What is expected: List, from the lines below, each one with "Slope" in it.

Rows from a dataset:
════════════════

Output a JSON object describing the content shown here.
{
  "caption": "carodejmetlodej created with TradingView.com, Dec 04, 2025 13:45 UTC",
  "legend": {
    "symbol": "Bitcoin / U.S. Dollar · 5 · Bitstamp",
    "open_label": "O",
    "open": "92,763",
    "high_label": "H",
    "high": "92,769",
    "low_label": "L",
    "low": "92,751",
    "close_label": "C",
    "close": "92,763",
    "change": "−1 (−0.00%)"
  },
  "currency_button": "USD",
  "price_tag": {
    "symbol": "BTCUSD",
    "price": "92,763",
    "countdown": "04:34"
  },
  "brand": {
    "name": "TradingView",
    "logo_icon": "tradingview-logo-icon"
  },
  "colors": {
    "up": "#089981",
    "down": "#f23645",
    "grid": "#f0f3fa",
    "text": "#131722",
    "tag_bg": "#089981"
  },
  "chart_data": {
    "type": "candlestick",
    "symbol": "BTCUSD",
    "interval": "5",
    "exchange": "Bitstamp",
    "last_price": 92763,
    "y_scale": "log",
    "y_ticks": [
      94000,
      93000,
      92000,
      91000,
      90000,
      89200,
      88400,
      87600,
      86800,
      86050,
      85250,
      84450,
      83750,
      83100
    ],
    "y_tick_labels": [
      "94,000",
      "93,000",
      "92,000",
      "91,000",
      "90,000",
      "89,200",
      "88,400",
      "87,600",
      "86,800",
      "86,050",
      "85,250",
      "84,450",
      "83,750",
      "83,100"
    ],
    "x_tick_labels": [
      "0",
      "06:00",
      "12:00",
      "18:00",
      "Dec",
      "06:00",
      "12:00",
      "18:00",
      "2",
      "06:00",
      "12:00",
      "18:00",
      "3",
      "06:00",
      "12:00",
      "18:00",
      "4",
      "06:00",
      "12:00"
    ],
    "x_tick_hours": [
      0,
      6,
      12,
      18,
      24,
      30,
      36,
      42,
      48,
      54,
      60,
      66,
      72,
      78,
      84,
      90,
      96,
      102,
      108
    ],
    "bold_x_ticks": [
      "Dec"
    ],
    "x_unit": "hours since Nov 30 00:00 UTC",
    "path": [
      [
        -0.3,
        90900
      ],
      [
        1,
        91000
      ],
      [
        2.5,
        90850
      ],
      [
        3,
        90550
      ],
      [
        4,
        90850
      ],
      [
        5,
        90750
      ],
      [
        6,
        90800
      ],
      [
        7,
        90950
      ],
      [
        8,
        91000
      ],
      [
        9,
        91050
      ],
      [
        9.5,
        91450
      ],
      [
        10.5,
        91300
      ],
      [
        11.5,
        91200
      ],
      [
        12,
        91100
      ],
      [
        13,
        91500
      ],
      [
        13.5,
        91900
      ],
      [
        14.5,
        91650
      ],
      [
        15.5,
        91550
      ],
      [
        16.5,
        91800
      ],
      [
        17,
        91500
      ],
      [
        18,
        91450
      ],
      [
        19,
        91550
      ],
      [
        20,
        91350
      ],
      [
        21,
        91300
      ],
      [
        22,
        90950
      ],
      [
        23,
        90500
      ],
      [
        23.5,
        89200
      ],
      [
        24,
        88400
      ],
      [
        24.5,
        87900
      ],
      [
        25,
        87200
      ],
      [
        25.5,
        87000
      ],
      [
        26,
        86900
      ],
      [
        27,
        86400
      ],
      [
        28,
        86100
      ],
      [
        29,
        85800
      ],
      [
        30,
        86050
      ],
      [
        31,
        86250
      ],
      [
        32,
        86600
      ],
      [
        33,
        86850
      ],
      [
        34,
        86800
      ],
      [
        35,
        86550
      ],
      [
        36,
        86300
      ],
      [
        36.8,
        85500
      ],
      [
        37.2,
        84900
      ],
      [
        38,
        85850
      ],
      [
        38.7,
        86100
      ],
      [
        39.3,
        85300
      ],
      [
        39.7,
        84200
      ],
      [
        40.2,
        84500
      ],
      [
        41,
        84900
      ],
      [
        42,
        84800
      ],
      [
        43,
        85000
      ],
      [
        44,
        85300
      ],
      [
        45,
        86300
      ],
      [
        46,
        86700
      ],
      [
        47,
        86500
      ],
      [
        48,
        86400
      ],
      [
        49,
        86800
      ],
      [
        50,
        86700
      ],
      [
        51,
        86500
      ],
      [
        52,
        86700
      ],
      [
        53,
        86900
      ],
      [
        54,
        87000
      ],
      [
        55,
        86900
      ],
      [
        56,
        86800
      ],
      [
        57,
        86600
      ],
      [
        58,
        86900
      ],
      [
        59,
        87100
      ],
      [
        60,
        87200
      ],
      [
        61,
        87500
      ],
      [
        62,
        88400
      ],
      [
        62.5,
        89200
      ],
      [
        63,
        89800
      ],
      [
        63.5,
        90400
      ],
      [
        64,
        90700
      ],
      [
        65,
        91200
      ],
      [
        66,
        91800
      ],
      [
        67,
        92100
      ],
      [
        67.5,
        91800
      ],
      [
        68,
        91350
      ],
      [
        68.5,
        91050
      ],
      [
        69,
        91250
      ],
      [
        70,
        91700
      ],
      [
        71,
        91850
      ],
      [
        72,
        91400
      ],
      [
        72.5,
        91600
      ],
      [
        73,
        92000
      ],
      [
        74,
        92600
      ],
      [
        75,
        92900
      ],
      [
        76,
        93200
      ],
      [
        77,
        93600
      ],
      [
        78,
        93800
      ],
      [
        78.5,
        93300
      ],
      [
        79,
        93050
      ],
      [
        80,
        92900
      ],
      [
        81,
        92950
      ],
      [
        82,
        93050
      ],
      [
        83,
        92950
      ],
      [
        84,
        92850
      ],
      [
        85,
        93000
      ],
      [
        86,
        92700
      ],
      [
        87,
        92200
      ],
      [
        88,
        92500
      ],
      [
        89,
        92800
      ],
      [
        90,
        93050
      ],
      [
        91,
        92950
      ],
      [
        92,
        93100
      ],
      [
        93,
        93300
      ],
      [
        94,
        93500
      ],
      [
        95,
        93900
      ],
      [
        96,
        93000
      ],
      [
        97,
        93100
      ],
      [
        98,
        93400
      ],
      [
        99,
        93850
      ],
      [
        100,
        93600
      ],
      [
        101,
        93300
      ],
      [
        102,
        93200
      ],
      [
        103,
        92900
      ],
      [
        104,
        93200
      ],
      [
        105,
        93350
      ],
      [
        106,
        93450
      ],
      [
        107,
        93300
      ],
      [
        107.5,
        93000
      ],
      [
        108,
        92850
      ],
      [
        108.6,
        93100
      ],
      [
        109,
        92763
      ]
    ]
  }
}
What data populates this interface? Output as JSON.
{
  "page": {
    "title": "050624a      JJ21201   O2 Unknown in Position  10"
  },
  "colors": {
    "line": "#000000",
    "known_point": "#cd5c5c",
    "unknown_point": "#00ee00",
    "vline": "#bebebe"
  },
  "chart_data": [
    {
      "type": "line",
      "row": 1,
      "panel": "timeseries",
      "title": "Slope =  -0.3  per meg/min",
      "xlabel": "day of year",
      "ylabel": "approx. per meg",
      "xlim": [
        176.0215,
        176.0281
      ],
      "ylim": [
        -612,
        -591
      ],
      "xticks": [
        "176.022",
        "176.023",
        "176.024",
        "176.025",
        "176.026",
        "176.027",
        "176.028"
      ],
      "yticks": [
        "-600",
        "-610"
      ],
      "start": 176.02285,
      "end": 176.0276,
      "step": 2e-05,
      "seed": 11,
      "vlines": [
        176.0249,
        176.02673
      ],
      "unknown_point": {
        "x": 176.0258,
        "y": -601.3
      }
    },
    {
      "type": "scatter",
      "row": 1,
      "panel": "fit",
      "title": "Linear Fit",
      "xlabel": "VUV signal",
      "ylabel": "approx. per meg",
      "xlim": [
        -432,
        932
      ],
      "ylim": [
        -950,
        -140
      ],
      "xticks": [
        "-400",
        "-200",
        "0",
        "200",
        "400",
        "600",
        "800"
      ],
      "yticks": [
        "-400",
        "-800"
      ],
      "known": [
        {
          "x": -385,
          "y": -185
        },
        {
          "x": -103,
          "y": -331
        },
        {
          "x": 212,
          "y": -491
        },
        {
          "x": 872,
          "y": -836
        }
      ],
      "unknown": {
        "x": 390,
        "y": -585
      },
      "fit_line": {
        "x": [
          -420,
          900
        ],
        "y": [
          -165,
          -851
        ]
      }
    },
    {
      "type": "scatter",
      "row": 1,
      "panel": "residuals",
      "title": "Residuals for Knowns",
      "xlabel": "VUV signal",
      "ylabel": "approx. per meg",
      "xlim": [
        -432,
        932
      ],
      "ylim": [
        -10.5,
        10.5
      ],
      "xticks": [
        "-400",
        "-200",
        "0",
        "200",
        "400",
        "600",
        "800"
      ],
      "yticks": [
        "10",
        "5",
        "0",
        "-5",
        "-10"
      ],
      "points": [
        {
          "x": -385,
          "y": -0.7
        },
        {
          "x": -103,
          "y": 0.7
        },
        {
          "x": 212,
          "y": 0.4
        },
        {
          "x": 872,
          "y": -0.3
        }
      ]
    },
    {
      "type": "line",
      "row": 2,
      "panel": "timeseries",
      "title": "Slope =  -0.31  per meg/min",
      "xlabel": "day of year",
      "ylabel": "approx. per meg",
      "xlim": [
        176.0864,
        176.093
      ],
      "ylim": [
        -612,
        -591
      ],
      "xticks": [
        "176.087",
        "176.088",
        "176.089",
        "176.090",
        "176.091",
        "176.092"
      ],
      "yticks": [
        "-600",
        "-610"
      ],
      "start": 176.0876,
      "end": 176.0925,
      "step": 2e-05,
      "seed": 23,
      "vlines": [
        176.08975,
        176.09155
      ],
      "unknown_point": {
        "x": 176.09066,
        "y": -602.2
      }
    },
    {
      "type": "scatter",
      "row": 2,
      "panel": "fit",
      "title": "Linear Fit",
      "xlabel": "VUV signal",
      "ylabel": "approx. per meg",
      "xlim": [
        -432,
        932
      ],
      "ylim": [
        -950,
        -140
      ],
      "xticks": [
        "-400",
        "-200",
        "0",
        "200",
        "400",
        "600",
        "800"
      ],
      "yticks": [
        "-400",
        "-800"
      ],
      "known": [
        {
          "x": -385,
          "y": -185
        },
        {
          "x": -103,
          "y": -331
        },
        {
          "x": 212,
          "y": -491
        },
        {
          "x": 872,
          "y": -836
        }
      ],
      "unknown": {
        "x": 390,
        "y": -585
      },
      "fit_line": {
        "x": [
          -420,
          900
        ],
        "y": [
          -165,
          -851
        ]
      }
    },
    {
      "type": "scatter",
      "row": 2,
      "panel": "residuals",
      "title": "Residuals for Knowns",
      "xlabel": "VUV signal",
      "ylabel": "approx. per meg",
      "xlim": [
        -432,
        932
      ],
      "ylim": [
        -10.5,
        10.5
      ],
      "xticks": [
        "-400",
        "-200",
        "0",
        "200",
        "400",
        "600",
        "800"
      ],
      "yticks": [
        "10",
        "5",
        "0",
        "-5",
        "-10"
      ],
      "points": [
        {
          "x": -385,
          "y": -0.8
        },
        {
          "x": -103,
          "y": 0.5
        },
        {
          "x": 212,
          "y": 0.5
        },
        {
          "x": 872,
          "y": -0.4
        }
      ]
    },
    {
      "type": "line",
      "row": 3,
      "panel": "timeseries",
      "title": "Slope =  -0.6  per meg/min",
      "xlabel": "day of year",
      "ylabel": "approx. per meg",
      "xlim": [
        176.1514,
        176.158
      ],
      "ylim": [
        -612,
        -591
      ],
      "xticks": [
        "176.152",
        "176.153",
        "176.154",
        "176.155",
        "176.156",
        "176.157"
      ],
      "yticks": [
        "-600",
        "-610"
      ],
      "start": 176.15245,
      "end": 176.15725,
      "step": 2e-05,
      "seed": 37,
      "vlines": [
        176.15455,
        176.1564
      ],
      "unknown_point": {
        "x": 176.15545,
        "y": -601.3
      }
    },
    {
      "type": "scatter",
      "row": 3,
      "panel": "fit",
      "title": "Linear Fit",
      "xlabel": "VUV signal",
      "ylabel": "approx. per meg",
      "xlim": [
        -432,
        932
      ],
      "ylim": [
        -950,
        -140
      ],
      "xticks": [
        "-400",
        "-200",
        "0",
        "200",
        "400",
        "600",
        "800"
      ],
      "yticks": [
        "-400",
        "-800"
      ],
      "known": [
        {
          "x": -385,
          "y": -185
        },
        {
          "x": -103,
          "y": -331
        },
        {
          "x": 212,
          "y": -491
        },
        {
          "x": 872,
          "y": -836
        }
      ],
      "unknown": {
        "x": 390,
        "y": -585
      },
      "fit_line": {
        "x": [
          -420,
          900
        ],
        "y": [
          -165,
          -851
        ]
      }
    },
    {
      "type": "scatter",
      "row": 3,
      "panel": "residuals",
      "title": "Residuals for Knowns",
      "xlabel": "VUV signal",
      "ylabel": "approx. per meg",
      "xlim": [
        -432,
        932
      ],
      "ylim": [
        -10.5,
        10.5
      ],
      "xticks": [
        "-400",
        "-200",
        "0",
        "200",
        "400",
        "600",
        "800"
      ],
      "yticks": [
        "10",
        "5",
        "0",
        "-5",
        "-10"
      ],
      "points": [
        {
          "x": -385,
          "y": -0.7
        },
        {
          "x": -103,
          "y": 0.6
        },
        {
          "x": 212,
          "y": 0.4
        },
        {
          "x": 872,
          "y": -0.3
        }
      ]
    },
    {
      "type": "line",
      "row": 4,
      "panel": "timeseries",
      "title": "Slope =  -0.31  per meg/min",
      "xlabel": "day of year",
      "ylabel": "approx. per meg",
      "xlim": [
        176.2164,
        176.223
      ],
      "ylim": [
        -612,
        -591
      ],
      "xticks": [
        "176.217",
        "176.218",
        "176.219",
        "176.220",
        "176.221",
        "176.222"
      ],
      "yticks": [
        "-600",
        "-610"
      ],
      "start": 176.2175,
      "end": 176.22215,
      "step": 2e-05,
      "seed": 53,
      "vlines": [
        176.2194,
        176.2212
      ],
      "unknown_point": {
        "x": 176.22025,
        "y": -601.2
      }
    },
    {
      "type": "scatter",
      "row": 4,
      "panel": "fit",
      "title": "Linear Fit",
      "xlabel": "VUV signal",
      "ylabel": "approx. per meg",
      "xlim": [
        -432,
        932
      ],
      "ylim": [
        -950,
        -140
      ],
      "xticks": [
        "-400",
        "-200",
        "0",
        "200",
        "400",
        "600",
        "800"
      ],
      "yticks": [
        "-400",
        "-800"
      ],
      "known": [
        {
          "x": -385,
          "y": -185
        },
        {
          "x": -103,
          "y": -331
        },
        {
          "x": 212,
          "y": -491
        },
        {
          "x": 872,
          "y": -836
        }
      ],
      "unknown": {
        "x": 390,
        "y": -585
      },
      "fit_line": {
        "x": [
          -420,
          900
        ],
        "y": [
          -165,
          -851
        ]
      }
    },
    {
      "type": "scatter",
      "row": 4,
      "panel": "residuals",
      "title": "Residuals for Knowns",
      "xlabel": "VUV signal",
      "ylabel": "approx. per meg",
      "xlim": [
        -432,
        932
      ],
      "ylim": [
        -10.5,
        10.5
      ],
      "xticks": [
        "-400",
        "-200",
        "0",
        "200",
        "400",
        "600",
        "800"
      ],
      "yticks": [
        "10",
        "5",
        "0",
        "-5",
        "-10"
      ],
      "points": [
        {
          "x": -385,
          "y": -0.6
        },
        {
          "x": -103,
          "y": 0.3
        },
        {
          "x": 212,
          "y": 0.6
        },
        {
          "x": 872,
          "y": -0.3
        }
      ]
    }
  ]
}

════════════════

The completed task:
      "title": "Slope =  -0.3  per meg/min",
      "title": "Slope =  -0.31  per meg/min",
      "title": "Slope =  -0.6  per meg/min",
      "title": "Slope =  -0.31  per meg/min",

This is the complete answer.